> _Passage for review_
In the remainder of the papers in this special issue, in addition to rational analysis and clear argument, the ‘fresh air of philosophical debate’ [2] will emerge. The need to negotiate the diverse and competing values that bedevil forensic practice are plain in the paper by Adshead and Sarkar [3]. Theway in which our understanding of ‘moral responsibility’ pervades psychiatric practice and draws us to consider the ‘lived experience’ of individuals is shown by McMillan and Gillett [4]. The narrative structure of our lives and the implications this might have for our attempts to heal people whose narratives have been disrupted are clearly laid out by Baldwin [5]. And the possibility that the standing of the individual with Alzheimer's disease, as a semiotic person capable of decision-making, might be undermined is shown by Sabat [6].
In each case, the ethical issues are compounded by their connections to the broader background of empirical facts and normative issues that make up the hurly-burly of the world. Against this background we make our clinical judgements. We engage with real people who, as situated-embodied-agents, must be understood broadly. Their narratives and values must be heard properly and, through good communication, a way forward must be carefully negotiated.
Footnotes
Acknowledgements
We are grateful to Sid Bloch, whose inspiration lies behind this special section on ethics, for graciously inviting us to act as commissioning editors. We are grateful to his successor, Peter Joyce, for encouraging the process to completion. We are grateful to the other authors in this section for their kind cooperation.

> _Data for review_

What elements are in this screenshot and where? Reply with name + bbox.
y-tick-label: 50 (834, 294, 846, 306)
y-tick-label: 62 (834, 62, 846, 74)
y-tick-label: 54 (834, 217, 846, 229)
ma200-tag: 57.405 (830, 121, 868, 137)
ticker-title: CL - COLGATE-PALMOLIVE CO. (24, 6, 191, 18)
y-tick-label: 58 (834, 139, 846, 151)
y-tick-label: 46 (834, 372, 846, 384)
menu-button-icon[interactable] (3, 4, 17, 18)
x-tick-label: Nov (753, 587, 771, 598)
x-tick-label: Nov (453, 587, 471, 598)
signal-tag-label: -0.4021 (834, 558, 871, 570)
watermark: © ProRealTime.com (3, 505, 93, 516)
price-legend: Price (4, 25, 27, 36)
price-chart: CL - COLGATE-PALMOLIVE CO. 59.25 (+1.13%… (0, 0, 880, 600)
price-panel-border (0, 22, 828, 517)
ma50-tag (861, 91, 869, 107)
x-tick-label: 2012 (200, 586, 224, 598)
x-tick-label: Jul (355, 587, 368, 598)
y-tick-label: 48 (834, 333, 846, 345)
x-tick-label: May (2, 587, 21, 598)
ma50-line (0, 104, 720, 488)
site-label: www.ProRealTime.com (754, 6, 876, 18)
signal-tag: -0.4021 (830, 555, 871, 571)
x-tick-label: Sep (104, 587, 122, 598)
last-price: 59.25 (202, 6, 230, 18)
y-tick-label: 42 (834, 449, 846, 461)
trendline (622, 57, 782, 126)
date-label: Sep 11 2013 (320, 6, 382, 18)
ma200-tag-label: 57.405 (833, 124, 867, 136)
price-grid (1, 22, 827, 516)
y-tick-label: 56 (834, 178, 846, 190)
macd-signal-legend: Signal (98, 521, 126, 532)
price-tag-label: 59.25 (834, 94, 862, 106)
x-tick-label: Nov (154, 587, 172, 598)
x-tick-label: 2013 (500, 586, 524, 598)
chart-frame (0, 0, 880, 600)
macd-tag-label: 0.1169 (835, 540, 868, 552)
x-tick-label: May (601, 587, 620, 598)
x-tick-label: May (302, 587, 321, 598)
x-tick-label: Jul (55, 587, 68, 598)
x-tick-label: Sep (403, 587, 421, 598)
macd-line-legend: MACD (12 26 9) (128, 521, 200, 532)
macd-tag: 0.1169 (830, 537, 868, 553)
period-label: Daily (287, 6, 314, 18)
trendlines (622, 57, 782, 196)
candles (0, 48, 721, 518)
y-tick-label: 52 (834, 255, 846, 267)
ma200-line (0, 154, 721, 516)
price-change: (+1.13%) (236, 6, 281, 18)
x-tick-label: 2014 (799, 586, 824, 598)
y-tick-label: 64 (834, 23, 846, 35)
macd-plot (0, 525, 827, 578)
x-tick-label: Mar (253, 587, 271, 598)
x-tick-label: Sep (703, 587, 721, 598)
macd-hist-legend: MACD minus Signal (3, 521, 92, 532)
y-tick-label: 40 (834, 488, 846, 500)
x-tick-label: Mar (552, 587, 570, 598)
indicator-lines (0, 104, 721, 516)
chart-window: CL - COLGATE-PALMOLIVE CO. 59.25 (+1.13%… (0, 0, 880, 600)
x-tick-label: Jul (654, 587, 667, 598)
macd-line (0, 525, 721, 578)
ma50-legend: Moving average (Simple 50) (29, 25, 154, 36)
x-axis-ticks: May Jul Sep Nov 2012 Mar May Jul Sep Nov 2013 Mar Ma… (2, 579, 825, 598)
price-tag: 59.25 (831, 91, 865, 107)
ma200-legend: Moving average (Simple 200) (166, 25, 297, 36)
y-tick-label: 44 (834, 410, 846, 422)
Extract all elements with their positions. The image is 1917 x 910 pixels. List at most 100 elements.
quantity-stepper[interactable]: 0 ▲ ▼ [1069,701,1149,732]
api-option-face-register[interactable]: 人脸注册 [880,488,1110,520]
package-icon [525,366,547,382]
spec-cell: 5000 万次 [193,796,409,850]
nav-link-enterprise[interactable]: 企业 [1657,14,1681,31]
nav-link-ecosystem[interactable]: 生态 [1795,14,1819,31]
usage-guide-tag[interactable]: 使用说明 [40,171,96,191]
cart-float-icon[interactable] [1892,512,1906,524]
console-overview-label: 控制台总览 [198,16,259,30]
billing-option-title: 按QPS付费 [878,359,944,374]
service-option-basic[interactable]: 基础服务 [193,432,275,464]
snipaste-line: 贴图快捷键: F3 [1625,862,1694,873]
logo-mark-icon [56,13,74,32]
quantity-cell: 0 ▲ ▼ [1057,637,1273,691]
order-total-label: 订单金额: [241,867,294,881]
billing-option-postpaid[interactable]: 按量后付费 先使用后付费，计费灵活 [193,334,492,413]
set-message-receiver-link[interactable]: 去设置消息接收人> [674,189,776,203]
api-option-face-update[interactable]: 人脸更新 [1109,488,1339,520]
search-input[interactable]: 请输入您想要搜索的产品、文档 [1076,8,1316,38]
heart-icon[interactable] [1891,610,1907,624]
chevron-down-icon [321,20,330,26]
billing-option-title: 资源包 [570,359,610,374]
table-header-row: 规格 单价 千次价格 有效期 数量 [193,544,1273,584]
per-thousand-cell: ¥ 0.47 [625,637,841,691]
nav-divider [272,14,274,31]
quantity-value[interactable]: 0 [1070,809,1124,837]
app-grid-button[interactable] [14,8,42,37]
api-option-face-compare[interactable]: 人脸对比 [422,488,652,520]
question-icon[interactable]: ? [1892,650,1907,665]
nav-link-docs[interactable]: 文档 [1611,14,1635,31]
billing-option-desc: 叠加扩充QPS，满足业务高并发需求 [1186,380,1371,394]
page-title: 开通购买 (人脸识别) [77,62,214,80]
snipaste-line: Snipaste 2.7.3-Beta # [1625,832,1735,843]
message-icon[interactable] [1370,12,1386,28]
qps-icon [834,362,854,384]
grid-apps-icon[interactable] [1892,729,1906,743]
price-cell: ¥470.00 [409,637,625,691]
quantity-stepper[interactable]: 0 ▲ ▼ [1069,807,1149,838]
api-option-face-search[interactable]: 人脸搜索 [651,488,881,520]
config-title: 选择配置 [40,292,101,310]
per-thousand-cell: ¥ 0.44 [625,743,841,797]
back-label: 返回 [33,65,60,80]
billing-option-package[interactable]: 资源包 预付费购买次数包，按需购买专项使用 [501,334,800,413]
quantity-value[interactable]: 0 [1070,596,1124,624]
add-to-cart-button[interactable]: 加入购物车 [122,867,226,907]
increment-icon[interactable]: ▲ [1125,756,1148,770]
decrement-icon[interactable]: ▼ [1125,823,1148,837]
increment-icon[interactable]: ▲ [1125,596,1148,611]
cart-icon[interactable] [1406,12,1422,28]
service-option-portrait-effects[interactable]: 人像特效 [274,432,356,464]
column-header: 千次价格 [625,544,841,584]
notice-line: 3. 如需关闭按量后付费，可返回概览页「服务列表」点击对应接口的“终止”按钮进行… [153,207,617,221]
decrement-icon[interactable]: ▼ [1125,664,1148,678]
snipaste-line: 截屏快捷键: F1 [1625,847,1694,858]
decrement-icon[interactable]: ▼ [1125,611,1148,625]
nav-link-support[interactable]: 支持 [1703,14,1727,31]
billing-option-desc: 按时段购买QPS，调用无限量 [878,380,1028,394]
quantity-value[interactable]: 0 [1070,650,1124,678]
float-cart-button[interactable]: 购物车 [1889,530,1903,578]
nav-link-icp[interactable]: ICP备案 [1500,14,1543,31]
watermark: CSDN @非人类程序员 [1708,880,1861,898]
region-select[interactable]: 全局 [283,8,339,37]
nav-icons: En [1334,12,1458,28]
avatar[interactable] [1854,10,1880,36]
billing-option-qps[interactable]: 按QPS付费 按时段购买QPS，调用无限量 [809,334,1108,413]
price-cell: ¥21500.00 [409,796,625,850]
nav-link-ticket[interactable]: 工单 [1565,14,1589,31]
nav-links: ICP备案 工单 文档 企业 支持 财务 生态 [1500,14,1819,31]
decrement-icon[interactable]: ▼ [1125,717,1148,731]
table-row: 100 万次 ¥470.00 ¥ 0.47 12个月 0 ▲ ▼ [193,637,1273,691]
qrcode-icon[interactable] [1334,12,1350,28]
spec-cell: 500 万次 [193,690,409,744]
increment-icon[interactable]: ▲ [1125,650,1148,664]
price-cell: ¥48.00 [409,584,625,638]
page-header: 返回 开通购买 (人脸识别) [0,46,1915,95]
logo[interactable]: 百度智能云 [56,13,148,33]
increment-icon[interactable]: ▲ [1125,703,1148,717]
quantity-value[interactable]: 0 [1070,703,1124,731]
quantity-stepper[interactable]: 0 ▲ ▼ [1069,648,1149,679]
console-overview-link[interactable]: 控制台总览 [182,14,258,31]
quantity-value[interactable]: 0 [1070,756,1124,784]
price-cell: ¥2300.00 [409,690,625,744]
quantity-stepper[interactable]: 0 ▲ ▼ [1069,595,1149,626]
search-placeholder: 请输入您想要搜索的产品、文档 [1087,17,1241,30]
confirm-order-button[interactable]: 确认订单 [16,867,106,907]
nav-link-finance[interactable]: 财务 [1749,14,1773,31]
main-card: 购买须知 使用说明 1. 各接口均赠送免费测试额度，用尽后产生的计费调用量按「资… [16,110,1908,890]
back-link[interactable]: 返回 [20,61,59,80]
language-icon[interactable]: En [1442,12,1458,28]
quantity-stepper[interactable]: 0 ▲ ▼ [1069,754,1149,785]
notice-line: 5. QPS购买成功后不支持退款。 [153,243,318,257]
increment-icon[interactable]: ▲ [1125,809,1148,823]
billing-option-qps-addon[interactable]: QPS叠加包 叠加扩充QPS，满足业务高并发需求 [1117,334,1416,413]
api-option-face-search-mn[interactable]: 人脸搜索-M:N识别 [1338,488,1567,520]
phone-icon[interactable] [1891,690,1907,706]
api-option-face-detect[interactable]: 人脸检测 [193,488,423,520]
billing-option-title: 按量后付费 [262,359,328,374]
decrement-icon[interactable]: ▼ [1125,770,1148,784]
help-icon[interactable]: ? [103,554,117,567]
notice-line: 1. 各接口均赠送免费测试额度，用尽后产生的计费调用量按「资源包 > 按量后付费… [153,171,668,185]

> _Work instructions_
1. In the passage on ethics in psychiatry, who is thanked for encouraging the process to completion?
2. Please reproduce the passage on ethics in psychiatry word for word, from "In each case, the" up to and including "their kind cooperation.".

> _List of solutions_
1. Peter Joyce, Sid Bloch's successor.

2.
In each case, the ethical issues are compounded by their connections to the broader background of empirical facts and normative issues that make up the hurly-burly of the world. Against this background we make our clinical judgements. We engage with real people who, as situated-embodied-agents, must be understood broadly. Their narratives and values must be heard properly and, through good communication, a way forward must be carefully negotiated.
Footnotes
Acknowledgements
We are grateful to Sid Bloch, whose inspiration lies behind this special section on ethics, for graciously inviting us to act as commissioning editors. We are grateful to his successor, Peter Joyce, for encouraging the process to completion. We are grateful to the other authors in this section for their kind cooperation.